(Source records)
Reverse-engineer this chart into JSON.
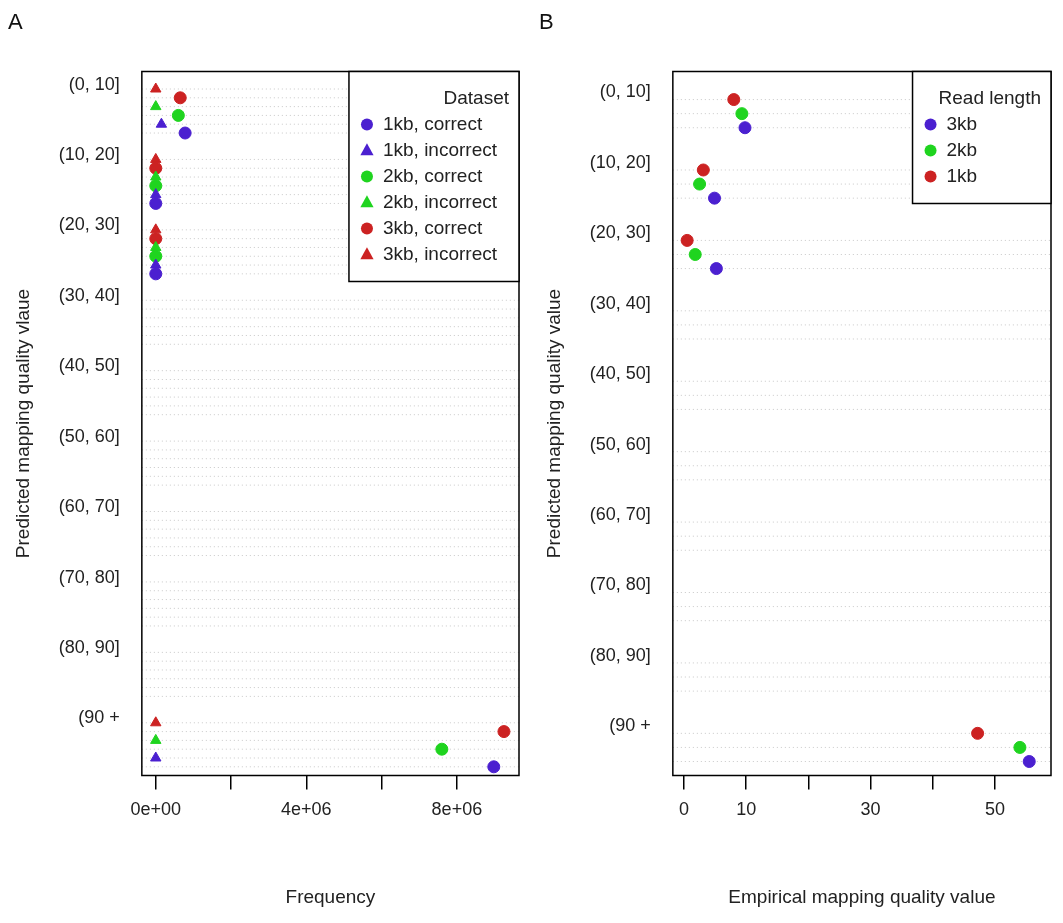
{
  "chart_data": [
    {
      "type": "scatter",
      "title": "A",
      "orientation": "horizontal",
      "xlabel": "Frequency",
      "ylabel": "Predicted mapping quality vlaue",
      "legend_title": "Dataset",
      "legend": "top right",
      "grid": "y",
      "categories": [
        "(0, 10]",
        "(10, 20]",
        "(20, 30]",
        "(30, 40]",
        "(40, 50]",
        "(50, 60]",
        "(60, 70]",
        "(70, 80]",
        "(80, 90]",
        "(90 +"
      ],
      "xlim": [
        -370000,
        9650000
      ],
      "xticks": [
        {
          "value": 0,
          "label": "0e+00"
        },
        {
          "value": 2000000,
          "label": null
        },
        {
          "value": 4000000,
          "label": "4e+06"
        },
        {
          "value": 6000000,
          "label": null
        },
        {
          "value": 8000000,
          "label": "8e+06"
        }
      ],
      "series": [
        {
          "name": "1kb, correct",
          "color": "#4b20d0",
          "marker": "circle",
          "values": [
            780000,
            0,
            0,
            null,
            null,
            null,
            null,
            null,
            null,
            8980000
          ]
        },
        {
          "name": "1kb, incorrect",
          "color": "#4b20d0",
          "marker": "triangle",
          "values": [
            150000,
            0,
            0,
            null,
            null,
            null,
            null,
            null,
            null,
            0
          ]
        },
        {
          "name": "2kb, correct",
          "color": "#1fd41f",
          "marker": "circle",
          "values": [
            600000,
            0,
            0,
            null,
            null,
            null,
            null,
            null,
            null,
            7600000
          ]
        },
        {
          "name": "2kb, incorrect",
          "color": "#1fd41f",
          "marker": "triangle",
          "values": [
            0,
            0,
            0,
            null,
            null,
            null,
            null,
            null,
            null,
            0
          ]
        },
        {
          "name": "3kb, correct",
          "color": "#cc2222",
          "marker": "circle",
          "values": [
            650000,
            0,
            0,
            null,
            null,
            null,
            null,
            null,
            null,
            9250000
          ]
        },
        {
          "name": "3kb, incorrect",
          "color": "#cc2222",
          "marker": "triangle",
          "values": [
            0,
            0,
            0,
            null,
            null,
            null,
            null,
            null,
            null,
            0
          ]
        }
      ]
    },
    {
      "type": "scatter",
      "title": "B",
      "orientation": "horizontal",
      "xlabel": "Empirical mapping quality value",
      "ylabel": "Predicted mapping quality value",
      "legend_title": "Read length",
      "legend": "top right",
      "grid": "y",
      "categories": [
        "(0, 10]",
        "(10, 20]",
        "(20, 30]",
        "(30, 40]",
        "(40, 50]",
        "(50, 60]",
        "(60, 70]",
        "(70, 80]",
        "(80, 90]",
        "(90 +"
      ],
      "xlim": [
        -1.8,
        59
      ],
      "xticks": [
        0,
        10,
        {
          "value": 20,
          "label": null
        },
        30,
        {
          "value": 40,
          "label": null
        },
        50
      ],
      "series": [
        {
          "name": "3kb",
          "color": "#4b20d0",
          "marker": "circle",
          "values": [
            9.8,
            4.9,
            5.2,
            null,
            null,
            null,
            null,
            null,
            null,
            55.5
          ]
        },
        {
          "name": "2kb",
          "color": "#1fd41f",
          "marker": "circle",
          "values": [
            9.3,
            2.5,
            1.8,
            null,
            null,
            null,
            null,
            null,
            null,
            54
          ]
        },
        {
          "name": "1kb",
          "color": "#cc2222",
          "marker": "circle",
          "values": [
            8.0,
            3.1,
            0.5,
            null,
            null,
            null,
            null,
            null,
            null,
            47.2
          ]
        }
      ]
    }
  ]
}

Set task:
Skip the images and write out the rest of the listing exactly.

Output below:
Reverse-engineer this chart into JSON.
{
  "chart_data": [
    {
      "type": "scatter",
      "title": "A",
      "orientation": "horizontal",
      "xlabel": "Frequency",
      "ylabel": "Predicted mapping quality vlaue",
      "legend_title": "Dataset",
      "legend": "top right",
      "grid": "y",
      "categories": [
        "(0, 10]",
        "(10, 20]",
        "(20, 30]",
        "(30, 40]",
        "(40, 50]",
        "(50, 60]",
        "(60, 70]",
        "(70, 80]",
        "(80, 90]",
        "(90 +"
      ],
      "xlim": [
        -370000,
        9650000
      ],
      "xticks": [
        {
          "value": 0,
          "label": "0e+00"
        },
        {
          "value": 2000000,
          "label": null
        },
        {
          "value": 4000000,
          "label": "4e+06"
        },
        {
          "value": 6000000,
          "label": null
        },
        {
          "value": 8000000,
          "label": "8e+06"
        }
      ],
      "series": [
        {
          "name": "1kb, correct",
          "color": "#4b20d0",
          "marker": "circle",
          "values": [
            780000,
            0,
            0,
            null,
            null,
            null,
            null,
            null,
            null,
            8980000
          ]
        },
        {
          "name": "1kb, incorrect",
          "color": "#4b20d0",
          "marker": "triangle",
          "values": [
            150000,
            0,
            0,
            null,
            null,
            null,
            null,
            null,
            null,
            0
          ]
        },
        {
          "name": "2kb, correct",
          "color": "#1fd41f",
          "marker": "circle",
          "values": [
            600000,
            0,
            0,
            null,
            null,
            null,
            null,
            null,
            null,
            7600000
          ]
        },
        {
          "name": "2kb, incorrect",
          "color": "#1fd41f",
          "marker": "triangle",
          "values": [
            0,
            0,
            0,
            null,
            null,
            null,
            null,
            null,
            null,
            0
          ]
        },
        {
          "name": "3kb, correct",
          "color": "#cc2222",
          "marker": "circle",
          "values": [
            650000,
            0,
            0,
            null,
            null,
            null,
            null,
            null,
            null,
            9250000
          ]
        },
        {
          "name": "3kb, incorrect",
          "color": "#cc2222",
          "marker": "triangle",
          "values": [
            0,
            0,
            0,
            null,
            null,
            null,
            null,
            null,
            null,
            0
          ]
        }
      ]
    },
    {
      "type": "scatter",
      "title": "B",
      "orientation": "horizontal",
      "xlabel": "Empirical mapping quality value",
      "ylabel": "Predicted mapping quality value",
      "legend_title": "Read length",
      "legend": "top right",
      "grid": "y",
      "categories": [
        "(0, 10]",
        "(10, 20]",
        "(20, 30]",
        "(30, 40]",
        "(40, 50]",
        "(50, 60]",
        "(60, 70]",
        "(70, 80]",
        "(80, 90]",
        "(90 +"
      ],
      "xlim": [
        -1.8,
        59
      ],
      "xticks": [
        0,
        10,
        {
          "value": 20,
          "label": null
        },
        30,
        {
          "value": 40,
          "label": null
        },
        50
      ],
      "series": [
        {
          "name": "3kb",
          "color": "#4b20d0",
          "marker": "circle",
          "values": [
            9.8,
            4.9,
            5.2,
            null,
            null,
            null,
            null,
            null,
            null,
            55.5
          ]
        },
        {
          "name": "2kb",
          "color": "#1fd41f",
          "marker": "circle",
          "values": [
            9.3,
            2.5,
            1.8,
            null,
            null,
            null,
            null,
            null,
            null,
            54
          ]
        },
        {
          "name": "1kb",
          "color": "#cc2222",
          "marker": "circle",
          "values": [
            8.0,
            3.1,
            0.5,
            null,
            null,
            null,
            null,
            null,
            null,
            47.2
          ]
        }
      ]
    }
  ]
}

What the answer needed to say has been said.